## What is needed
Go through the entries and transcribe each one exactly, dropping the pictures.

## Material for this task
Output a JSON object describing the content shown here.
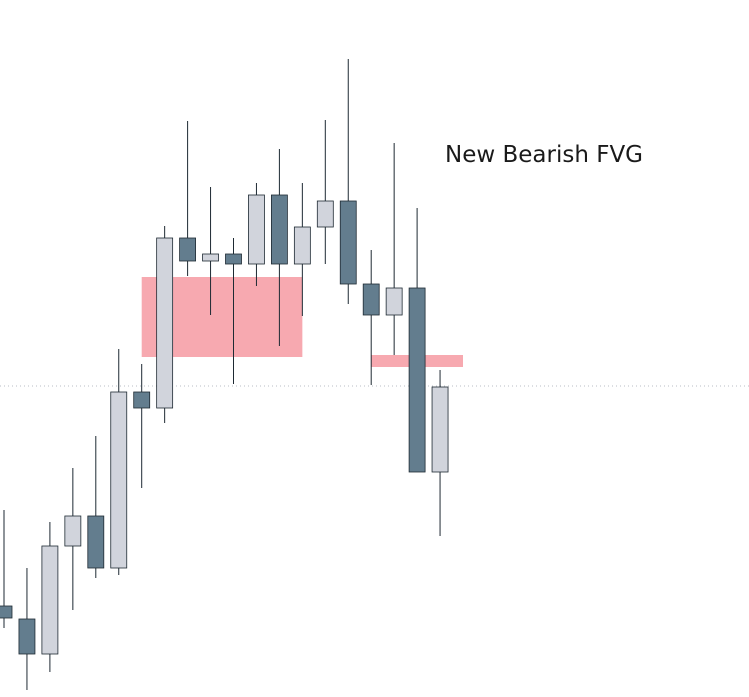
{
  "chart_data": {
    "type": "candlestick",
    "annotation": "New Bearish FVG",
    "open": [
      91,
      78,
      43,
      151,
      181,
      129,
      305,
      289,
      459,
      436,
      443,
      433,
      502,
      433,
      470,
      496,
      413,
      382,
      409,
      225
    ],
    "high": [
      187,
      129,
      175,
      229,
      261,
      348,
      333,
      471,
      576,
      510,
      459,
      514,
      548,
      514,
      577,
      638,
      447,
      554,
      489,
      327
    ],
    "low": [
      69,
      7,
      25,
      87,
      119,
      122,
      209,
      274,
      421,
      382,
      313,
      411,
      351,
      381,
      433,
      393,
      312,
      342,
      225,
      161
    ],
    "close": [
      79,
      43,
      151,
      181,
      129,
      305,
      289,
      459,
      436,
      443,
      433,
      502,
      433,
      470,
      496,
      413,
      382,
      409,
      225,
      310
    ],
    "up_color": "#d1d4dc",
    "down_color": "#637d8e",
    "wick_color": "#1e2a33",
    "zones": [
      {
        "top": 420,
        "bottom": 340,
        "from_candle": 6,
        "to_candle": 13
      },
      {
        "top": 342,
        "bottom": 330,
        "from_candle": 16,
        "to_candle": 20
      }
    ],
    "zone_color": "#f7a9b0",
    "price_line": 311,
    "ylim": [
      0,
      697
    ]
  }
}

## Task output
Output a JSON object describing the content shown here.
{
  "chart_data": {
    "type": "candlestick",
    "annotation": "New Bearish FVG",
    "open": [
      91,
      78,
      43,
      151,
      181,
      129,
      305,
      289,
      459,
      436,
      443,
      433,
      502,
      433,
      470,
      496,
      413,
      382,
      409,
      225
    ],
    "high": [
      187,
      129,
      175,
      229,
      261,
      348,
      333,
      471,
      576,
      510,
      459,
      514,
      548,
      514,
      577,
      638,
      447,
      554,
      489,
      327
    ],
    "low": [
      69,
      7,
      25,
      87,
      119,
      122,
      209,
      274,
      421,
      382,
      313,
      411,
      351,
      381,
      433,
      393,
      312,
      342,
      225,
      161
    ],
    "close": [
      79,
      43,
      151,
      181,
      129,
      305,
      289,
      459,
      436,
      443,
      433,
      502,
      433,
      470,
      496,
      413,
      382,
      409,
      225,
      310
    ],
    "up_color": "#d1d4dc",
    "down_color": "#637d8e",
    "wick_color": "#1e2a33",
    "zones": [
      {
        "top": 420,
        "bottom": 340,
        "from_candle": 6,
        "to_candle": 13
      },
      {
        "top": 342,
        "bottom": 330,
        "from_candle": 16,
        "to_candle": 20
      }
    ],
    "zone_color": "#f7a9b0",
    "price_line": 311,
    "ylim": [
      0,
      697
    ]
  }
}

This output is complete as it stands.